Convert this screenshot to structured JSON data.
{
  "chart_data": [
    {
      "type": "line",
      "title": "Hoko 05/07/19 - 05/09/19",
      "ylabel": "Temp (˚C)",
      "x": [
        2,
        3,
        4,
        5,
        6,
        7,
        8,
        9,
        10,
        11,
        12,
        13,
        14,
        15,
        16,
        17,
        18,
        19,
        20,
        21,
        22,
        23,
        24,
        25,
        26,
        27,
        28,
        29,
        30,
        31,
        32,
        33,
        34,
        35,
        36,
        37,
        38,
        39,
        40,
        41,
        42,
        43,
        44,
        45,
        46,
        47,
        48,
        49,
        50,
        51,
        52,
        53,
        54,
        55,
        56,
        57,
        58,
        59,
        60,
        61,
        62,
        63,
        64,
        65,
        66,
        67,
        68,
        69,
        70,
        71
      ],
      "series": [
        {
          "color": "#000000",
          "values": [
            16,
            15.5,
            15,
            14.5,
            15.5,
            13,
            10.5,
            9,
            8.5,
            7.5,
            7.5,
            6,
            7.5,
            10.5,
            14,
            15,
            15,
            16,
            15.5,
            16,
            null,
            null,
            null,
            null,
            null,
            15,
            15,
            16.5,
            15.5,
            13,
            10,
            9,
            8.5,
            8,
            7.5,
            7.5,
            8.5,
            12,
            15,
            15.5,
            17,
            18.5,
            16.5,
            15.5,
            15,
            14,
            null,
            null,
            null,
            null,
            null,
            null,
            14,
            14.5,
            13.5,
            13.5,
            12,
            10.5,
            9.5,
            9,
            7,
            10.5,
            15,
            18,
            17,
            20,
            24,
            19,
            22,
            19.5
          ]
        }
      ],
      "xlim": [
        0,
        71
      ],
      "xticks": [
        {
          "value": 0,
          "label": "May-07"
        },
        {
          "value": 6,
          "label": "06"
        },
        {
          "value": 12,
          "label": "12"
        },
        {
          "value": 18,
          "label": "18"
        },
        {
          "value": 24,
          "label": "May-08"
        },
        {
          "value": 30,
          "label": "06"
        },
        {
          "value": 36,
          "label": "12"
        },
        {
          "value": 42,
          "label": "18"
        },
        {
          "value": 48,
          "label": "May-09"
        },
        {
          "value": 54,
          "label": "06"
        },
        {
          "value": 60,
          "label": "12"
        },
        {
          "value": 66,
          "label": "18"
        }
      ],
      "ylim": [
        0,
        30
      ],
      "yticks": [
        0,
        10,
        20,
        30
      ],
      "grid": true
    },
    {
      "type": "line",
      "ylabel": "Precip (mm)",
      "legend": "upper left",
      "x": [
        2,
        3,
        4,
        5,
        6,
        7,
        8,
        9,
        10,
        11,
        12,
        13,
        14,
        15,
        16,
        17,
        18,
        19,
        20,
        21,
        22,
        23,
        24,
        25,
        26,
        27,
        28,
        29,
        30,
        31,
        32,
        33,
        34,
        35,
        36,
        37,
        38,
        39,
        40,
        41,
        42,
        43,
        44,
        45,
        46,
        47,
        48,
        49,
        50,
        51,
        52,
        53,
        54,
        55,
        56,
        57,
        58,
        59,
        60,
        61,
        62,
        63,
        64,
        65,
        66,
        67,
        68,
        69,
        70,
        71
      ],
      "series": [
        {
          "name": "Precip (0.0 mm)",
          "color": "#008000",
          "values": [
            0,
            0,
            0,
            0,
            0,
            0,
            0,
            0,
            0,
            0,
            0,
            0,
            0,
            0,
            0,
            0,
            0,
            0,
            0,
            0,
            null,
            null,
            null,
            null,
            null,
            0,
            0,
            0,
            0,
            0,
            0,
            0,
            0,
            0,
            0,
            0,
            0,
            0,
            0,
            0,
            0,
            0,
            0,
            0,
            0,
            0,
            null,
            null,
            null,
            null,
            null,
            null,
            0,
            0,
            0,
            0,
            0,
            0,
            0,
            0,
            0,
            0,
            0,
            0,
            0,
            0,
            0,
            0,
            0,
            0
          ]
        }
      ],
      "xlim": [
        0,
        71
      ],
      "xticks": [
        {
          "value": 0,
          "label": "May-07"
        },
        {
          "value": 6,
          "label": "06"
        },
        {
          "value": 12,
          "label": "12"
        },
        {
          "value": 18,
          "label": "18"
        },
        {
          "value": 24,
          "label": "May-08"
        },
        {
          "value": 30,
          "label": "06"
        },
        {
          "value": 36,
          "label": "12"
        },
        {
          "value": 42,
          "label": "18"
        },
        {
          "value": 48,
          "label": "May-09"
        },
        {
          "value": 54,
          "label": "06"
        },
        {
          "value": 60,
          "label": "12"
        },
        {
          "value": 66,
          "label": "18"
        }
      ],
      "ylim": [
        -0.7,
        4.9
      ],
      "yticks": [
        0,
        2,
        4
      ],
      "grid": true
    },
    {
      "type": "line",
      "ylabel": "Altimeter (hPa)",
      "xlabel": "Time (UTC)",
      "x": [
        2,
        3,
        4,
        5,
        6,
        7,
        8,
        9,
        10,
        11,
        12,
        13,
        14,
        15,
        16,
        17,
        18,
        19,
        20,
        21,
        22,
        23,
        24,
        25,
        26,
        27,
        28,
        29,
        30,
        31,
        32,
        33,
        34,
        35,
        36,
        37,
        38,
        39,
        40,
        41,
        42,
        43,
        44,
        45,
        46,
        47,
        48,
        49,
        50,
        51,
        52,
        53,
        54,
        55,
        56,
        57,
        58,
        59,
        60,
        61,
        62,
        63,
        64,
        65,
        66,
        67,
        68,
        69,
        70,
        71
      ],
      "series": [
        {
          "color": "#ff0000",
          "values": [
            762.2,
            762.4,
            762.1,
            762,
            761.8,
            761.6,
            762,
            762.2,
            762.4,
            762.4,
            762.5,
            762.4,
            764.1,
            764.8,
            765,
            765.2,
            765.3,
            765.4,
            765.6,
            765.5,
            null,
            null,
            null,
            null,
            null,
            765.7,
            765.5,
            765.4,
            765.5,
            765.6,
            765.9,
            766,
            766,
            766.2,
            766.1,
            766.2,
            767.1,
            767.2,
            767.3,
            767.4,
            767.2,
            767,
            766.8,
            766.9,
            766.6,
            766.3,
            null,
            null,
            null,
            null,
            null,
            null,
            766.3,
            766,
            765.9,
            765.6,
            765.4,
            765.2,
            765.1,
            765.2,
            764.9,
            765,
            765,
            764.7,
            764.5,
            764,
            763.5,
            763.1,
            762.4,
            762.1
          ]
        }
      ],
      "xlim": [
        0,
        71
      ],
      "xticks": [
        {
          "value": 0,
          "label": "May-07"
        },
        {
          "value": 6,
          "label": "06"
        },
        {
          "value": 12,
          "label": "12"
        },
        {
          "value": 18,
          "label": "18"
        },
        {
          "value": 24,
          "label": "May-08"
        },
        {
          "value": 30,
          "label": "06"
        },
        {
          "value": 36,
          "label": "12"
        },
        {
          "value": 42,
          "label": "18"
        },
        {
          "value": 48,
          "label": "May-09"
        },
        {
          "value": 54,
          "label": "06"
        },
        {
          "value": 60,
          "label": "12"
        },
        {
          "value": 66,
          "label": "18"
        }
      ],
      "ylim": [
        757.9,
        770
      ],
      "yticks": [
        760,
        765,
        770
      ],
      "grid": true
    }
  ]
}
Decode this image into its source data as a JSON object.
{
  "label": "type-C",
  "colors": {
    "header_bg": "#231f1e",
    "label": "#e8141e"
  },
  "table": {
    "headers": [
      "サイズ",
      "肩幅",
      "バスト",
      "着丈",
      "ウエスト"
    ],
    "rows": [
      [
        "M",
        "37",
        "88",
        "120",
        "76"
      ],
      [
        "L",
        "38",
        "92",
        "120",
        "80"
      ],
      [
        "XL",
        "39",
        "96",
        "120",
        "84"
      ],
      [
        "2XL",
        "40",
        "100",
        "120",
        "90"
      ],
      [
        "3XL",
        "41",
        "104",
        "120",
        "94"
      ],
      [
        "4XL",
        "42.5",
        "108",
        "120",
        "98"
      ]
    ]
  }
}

* Exercise
Leave out every line before the one containing "Decode this image"; set down that line and all remaining lines of the material exactly.

* Final result
Decode this image into its source data as a JSON object.
{
  "label": "type-C",
  "colors": {
    "header_bg": "#231f1e",
    "label": "#e8141e"
  },
  "table": {
    "headers": [
      "サイズ",
      "肩幅",
      "バスト",
      "着丈",
      "ウエスト"
    ],
    "rows": [
      [
        "M",
        "37",
        "88",
        "120",
        "76"
      ],
      [
        "L",
        "38",
        "92",
        "120",
        "80"
      ],
      [
        "XL",
        "39",
        "96",
        "120",
        "84"
      ],
      [
        "2XL",
        "40",
        "100",
        "120",
        "90"
      ],
      [
        "3XL",
        "41",
        "104",
        "120",
        "94"
      ],
      [
        "4XL",
        "42.5",
        "108",
        "120",
        "98"
      ]
    ]
  }
}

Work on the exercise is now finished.